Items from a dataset
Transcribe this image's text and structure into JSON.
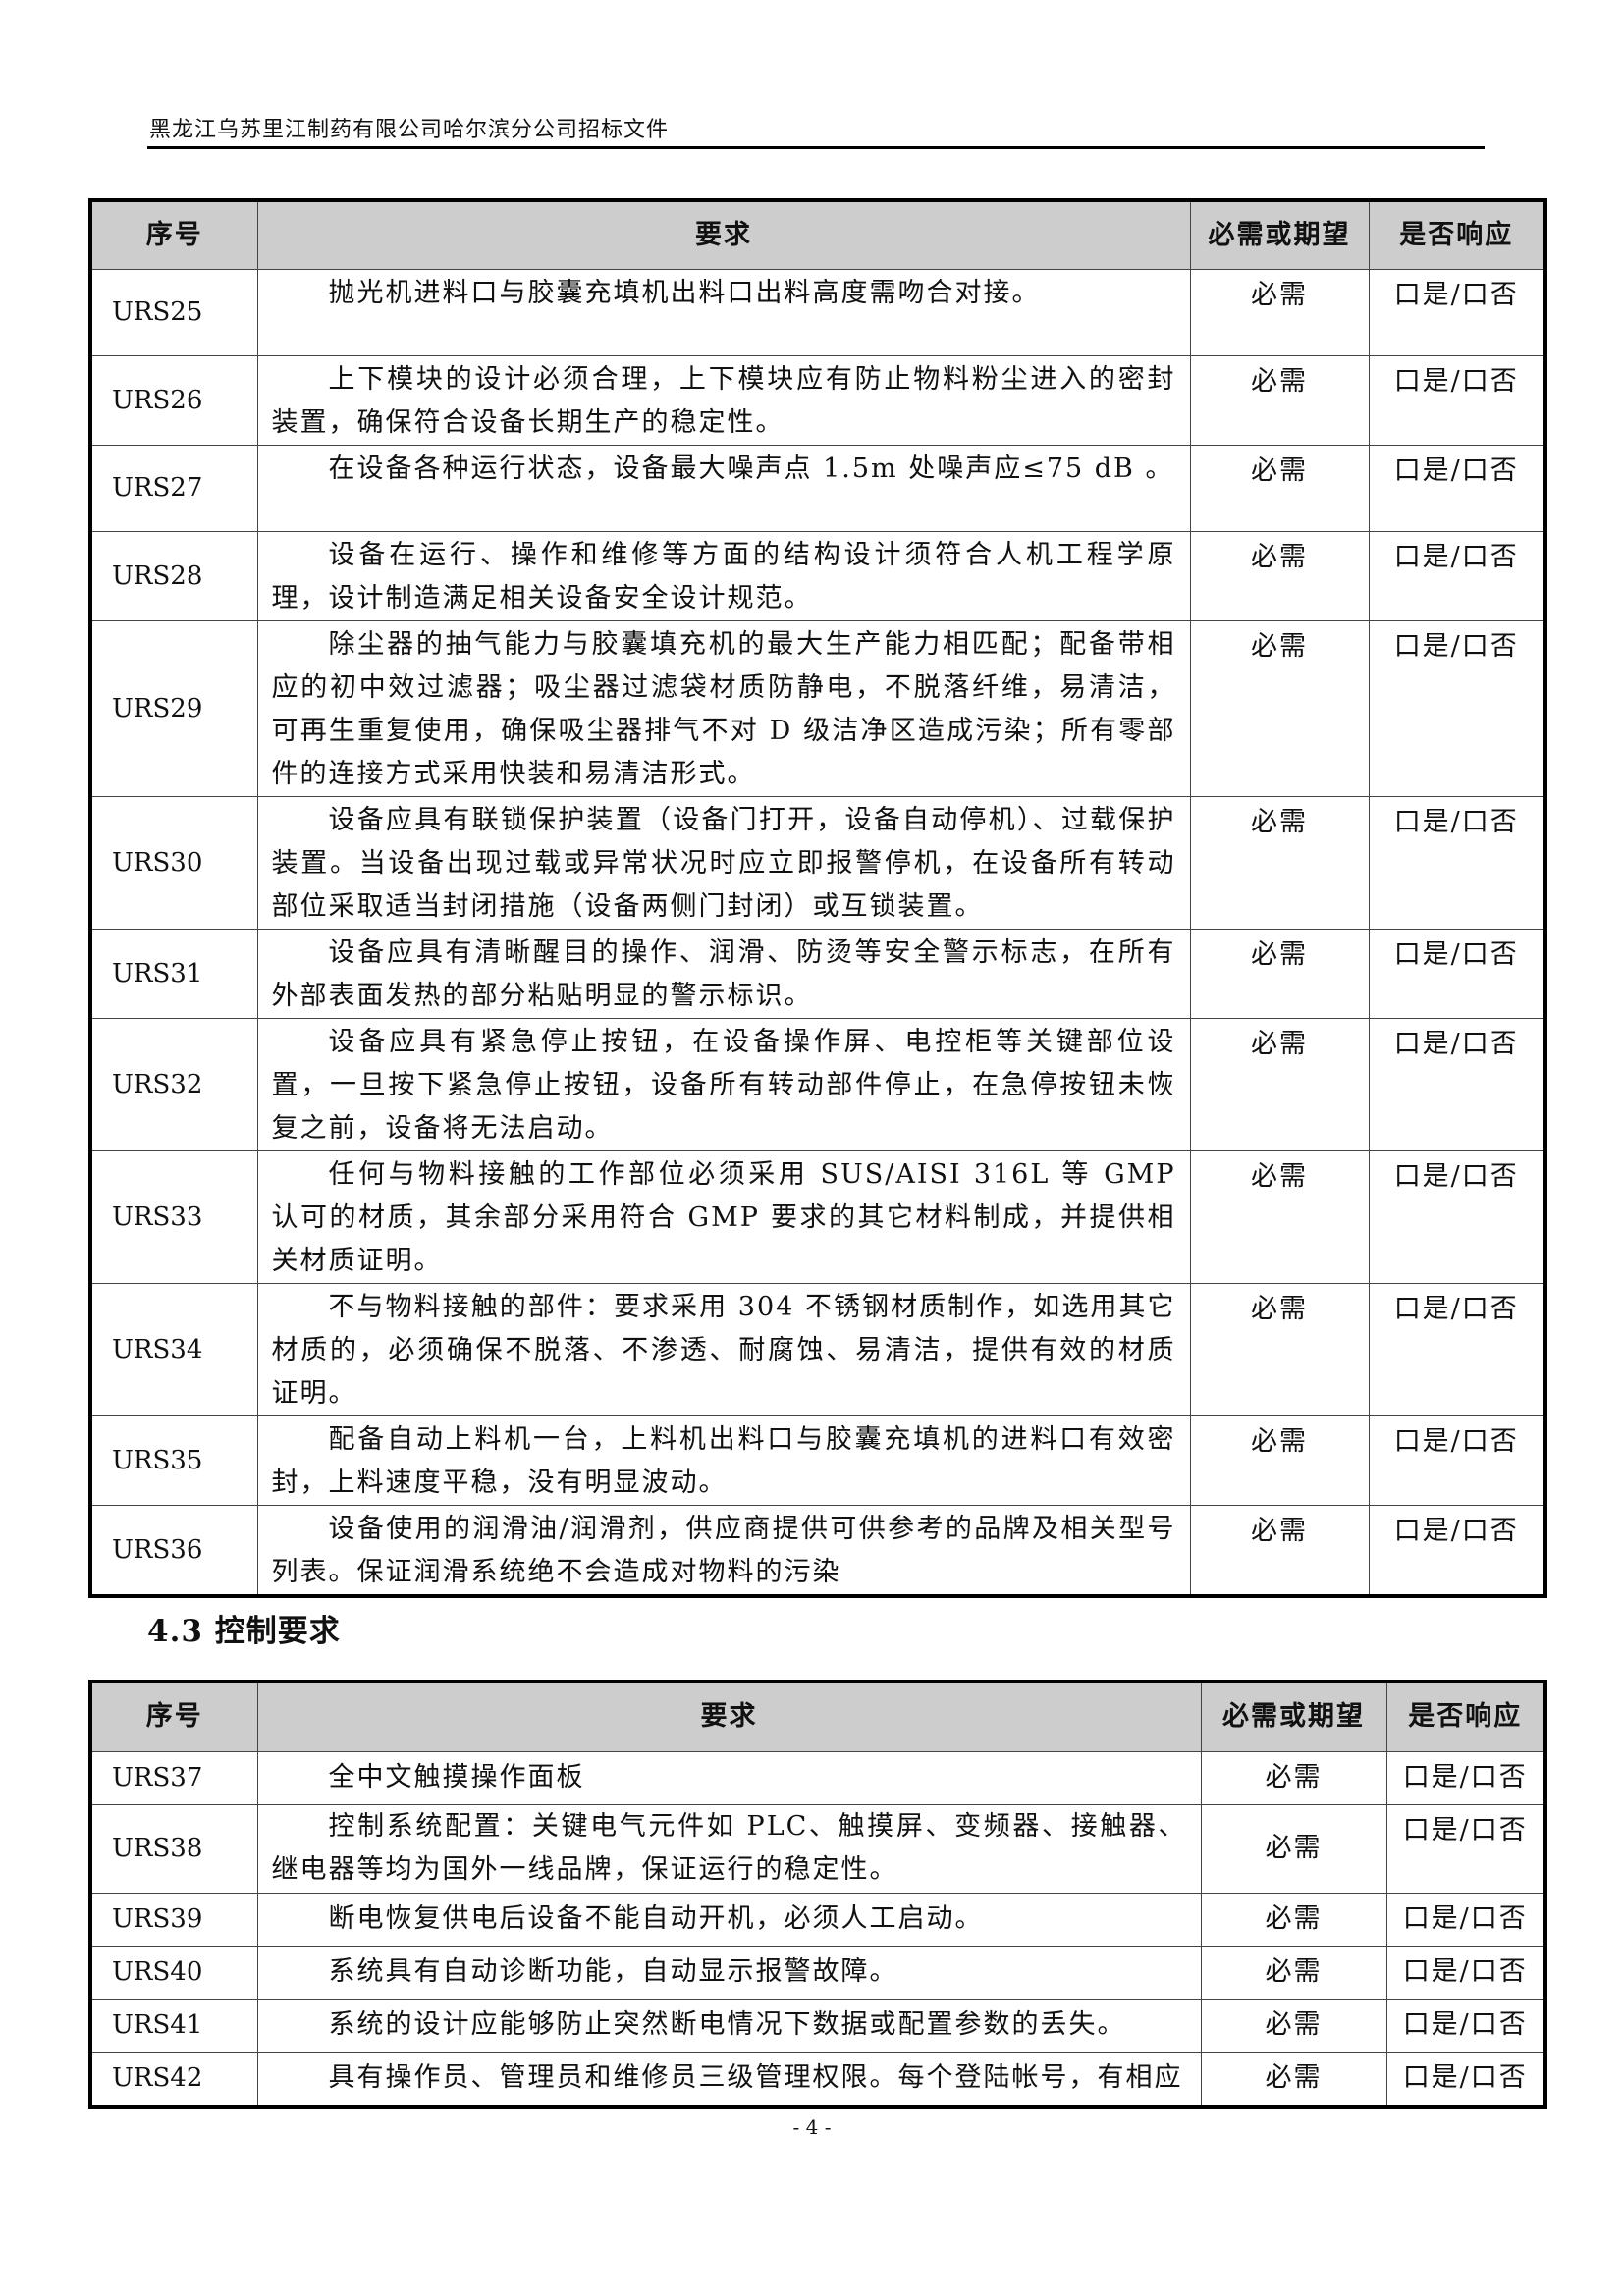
{
  "header": {
    "title": "黑龙江乌苏里江制药有限公司哈尔滨分公司招标文件"
  },
  "columns": {
    "id": "序号",
    "req": "要求",
    "must": "必需或期望",
    "resp": "是否响应"
  },
  "table1": [
    {
      "id": "URS25",
      "req": "抛光机进料口与胶囊充填机出料口出料高度需吻合对接。",
      "must": "必需",
      "resp": "口是/口否"
    },
    {
      "id": "URS26",
      "req": "上下模块的设计必须合理，上下模块应有防止物料粉尘进入的密封装置，确保符合设备长期生产的稳定性。",
      "must": "必需",
      "resp": "口是/口否"
    },
    {
      "id": "URS27",
      "req": "在设备各种运行状态，设备最大噪声点 1.5m 处噪声应≤75 dB 。",
      "must": "必需",
      "resp": "口是/口否"
    },
    {
      "id": "URS28",
      "req": "设备在运行、操作和维修等方面的结构设计须符合人机工程学原理，设计制造满足相关设备安全设计规范。",
      "must": "必需",
      "resp": "口是/口否"
    },
    {
      "id": "URS29",
      "req": "除尘器的抽气能力与胶囊填充机的最大生产能力相匹配；配备带相应的初中效过滤器；吸尘器过滤袋材质防静电，不脱落纤维，易清洁，可再生重复使用，确保吸尘器排气不对 D 级洁净区造成污染；所有零部件的连接方式采用快装和易清洁形式。",
      "must": "必需",
      "resp": "口是/口否"
    },
    {
      "id": "URS30",
      "req": "设备应具有联锁保护装置（设备门打开，设备自动停机）、过载保护装置。当设备出现过载或异常状况时应立即报警停机，在设备所有转动部位采取适当封闭措施（设备两侧门封闭）或互锁装置。",
      "must": "必需",
      "resp": "口是/口否"
    },
    {
      "id": "URS31",
      "req": "设备应具有清晰醒目的操作、润滑、防烫等安全警示标志，在所有外部表面发热的部分粘贴明显的警示标识。",
      "must": "必需",
      "resp": "口是/口否"
    },
    {
      "id": "URS32",
      "req": "设备应具有紧急停止按钮，在设备操作屏、电控柜等关键部位设置，一旦按下紧急停止按钮，设备所有转动部件停止，在急停按钮未恢复之前，设备将无法启动。",
      "must": "必需",
      "resp": "口是/口否"
    },
    {
      "id": "URS33",
      "req": "任何与物料接触的工作部位必须采用 SUS/AISI  316L 等 GMP 认可的材质，其余部分采用符合 GMP 要求的其它材料制成，并提供相关材质证明。",
      "must": "必需",
      "resp": "口是/口否"
    },
    {
      "id": "URS34",
      "req": "不与物料接触的部件：要求采用 304 不锈钢材质制作，如选用其它材质的，必须确保不脱落、不渗透、耐腐蚀、易清洁，提供有效的材质证明。",
      "must": "必需",
      "resp": "口是/口否"
    },
    {
      "id": "URS35",
      "req": "配备自动上料机一台，上料机出料口与胶囊充填机的进料口有效密封，上料速度平稳，没有明显波动。",
      "must": "必需",
      "resp": "口是/口否"
    },
    {
      "id": "URS36",
      "req": "设备使用的润滑油/润滑剂，供应商提供可供参考的品牌及相关型号列表。保证润滑系统绝不会造成对物料的污染",
      "must": "必需",
      "resp": "口是/口否"
    }
  ],
  "section": {
    "title": "4.3 控制要求"
  },
  "table2": [
    {
      "id": "URS37",
      "req": "全中文触摸操作面板",
      "must": "必需",
      "resp": "口是/口否"
    },
    {
      "id": "URS38",
      "req": "控制系统配置：关键电气元件如 PLC、触摸屏、变频器、接触器、继电器等均为国外一线品牌，保证运行的稳定性。",
      "must": "必需",
      "resp": "口是/口否"
    },
    {
      "id": "URS39",
      "req": "断电恢复供电后设备不能自动开机，必须人工启动。",
      "must": "必需",
      "resp": "口是/口否"
    },
    {
      "id": "URS40",
      "req": "系统具有自动诊断功能，自动显示报警故障。",
      "must": "必需",
      "resp": "口是/口否"
    },
    {
      "id": "URS41",
      "req": "系统的设计应能够防止突然断电情况下数据或配置参数的丢失。",
      "must": "必需",
      "resp": "口是/口否"
    },
    {
      "id": "URS42",
      "req": "具有操作员、管理员和维修员三级管理权限。每个登陆帐号，有相应",
      "must": "必需",
      "resp": "口是/口否"
    }
  ],
  "footer": {
    "page": "- 4 -"
  }
}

WHAT IS EXPECTED: Each line above is to be copied verbatim. Drop any image from the copy.

SOLUTION FOR THIS TASK:
Transcribe this image's text and structure into JSON.
{
  "header": {
    "title": "黑龙江乌苏里江制药有限公司哈尔滨分公司招标文件"
  },
  "columns": {
    "id": "序号",
    "req": "要求",
    "must": "必需或期望",
    "resp": "是否响应"
  },
  "table1": [
    {
      "id": "URS25",
      "req": "抛光机进料口与胶囊充填机出料口出料高度需吻合对接。",
      "must": "必需",
      "resp": "口是/口否"
    },
    {
      "id": "URS26",
      "req": "上下模块的设计必须合理，上下模块应有防止物料粉尘进入的密封装置，确保符合设备长期生产的稳定性。",
      "must": "必需",
      "resp": "口是/口否"
    },
    {
      "id": "URS27",
      "req": "在设备各种运行状态，设备最大噪声点 1.5m 处噪声应≤75 dB 。",
      "must": "必需",
      "resp": "口是/口否"
    },
    {
      "id": "URS28",
      "req": "设备在运行、操作和维修等方面的结构设计须符合人机工程学原理，设计制造满足相关设备安全设计规范。",
      "must": "必需",
      "resp": "口是/口否"
    },
    {
      "id": "URS29",
      "req": "除尘器的抽气能力与胶囊填充机的最大生产能力相匹配；配备带相应的初中效过滤器；吸尘器过滤袋材质防静电，不脱落纤维，易清洁，可再生重复使用，确保吸尘器排气不对 D 级洁净区造成污染；所有零部件的连接方式采用快装和易清洁形式。",
      "must": "必需",
      "resp": "口是/口否"
    },
    {
      "id": "URS30",
      "req": "设备应具有联锁保护装置（设备门打开，设备自动停机）、过载保护装置。当设备出现过载或异常状况时应立即报警停机，在设备所有转动部位采取适当封闭措施（设备两侧门封闭）或互锁装置。",
      "must": "必需",
      "resp": "口是/口否"
    },
    {
      "id": "URS31",
      "req": "设备应具有清晰醒目的操作、润滑、防烫等安全警示标志，在所有外部表面发热的部分粘贴明显的警示标识。",
      "must": "必需",
      "resp": "口是/口否"
    },
    {
      "id": "URS32",
      "req": "设备应具有紧急停止按钮，在设备操作屏、电控柜等关键部位设置，一旦按下紧急停止按钮，设备所有转动部件停止，在急停按钮未恢复之前，设备将无法启动。",
      "must": "必需",
      "resp": "口是/口否"
    },
    {
      "id": "URS33",
      "req": "任何与物料接触的工作部位必须采用 SUS/AISI  316L 等 GMP 认可的材质，其余部分采用符合 GMP 要求的其它材料制成，并提供相关材质证明。",
      "must": "必需",
      "resp": "口是/口否"
    },
    {
      "id": "URS34",
      "req": "不与物料接触的部件：要求采用 304 不锈钢材质制作，如选用其它材质的，必须确保不脱落、不渗透、耐腐蚀、易清洁，提供有效的材质证明。",
      "must": "必需",
      "resp": "口是/口否"
    },
    {
      "id": "URS35",
      "req": "配备自动上料机一台，上料机出料口与胶囊充填机的进料口有效密封，上料速度平稳，没有明显波动。",
      "must": "必需",
      "resp": "口是/口否"
    },
    {
      "id": "URS36",
      "req": "设备使用的润滑油/润滑剂，供应商提供可供参考的品牌及相关型号列表。保证润滑系统绝不会造成对物料的污染",
      "must": "必需",
      "resp": "口是/口否"
    }
  ],
  "section": {
    "title": "4.3 控制要求"
  },
  "table2": [
    {
      "id": "URS37",
      "req": "全中文触摸操作面板",
      "must": "必需",
      "resp": "口是/口否"
    },
    {
      "id": "URS38",
      "req": "控制系统配置：关键电气元件如 PLC、触摸屏、变频器、接触器、继电器等均为国外一线品牌，保证运行的稳定性。",
      "must": "必需",
      "resp": "口是/口否"
    },
    {
      "id": "URS39",
      "req": "断电恢复供电后设备不能自动开机，必须人工启动。",
      "must": "必需",
      "resp": "口是/口否"
    },
    {
      "id": "URS40",
      "req": "系统具有自动诊断功能，自动显示报警故障。",
      "must": "必需",
      "resp": "口是/口否"
    },
    {
      "id": "URS41",
      "req": "系统的设计应能够防止突然断电情况下数据或配置参数的丢失。",
      "must": "必需",
      "resp": "口是/口否"
    },
    {
      "id": "URS42",
      "req": "具有操作员、管理员和维修员三级管理权限。每个登陆帐号，有相应",
      "must": "必需",
      "resp": "口是/口否"
    }
  ],
  "footer": {
    "page": "- 4 -"
  }
}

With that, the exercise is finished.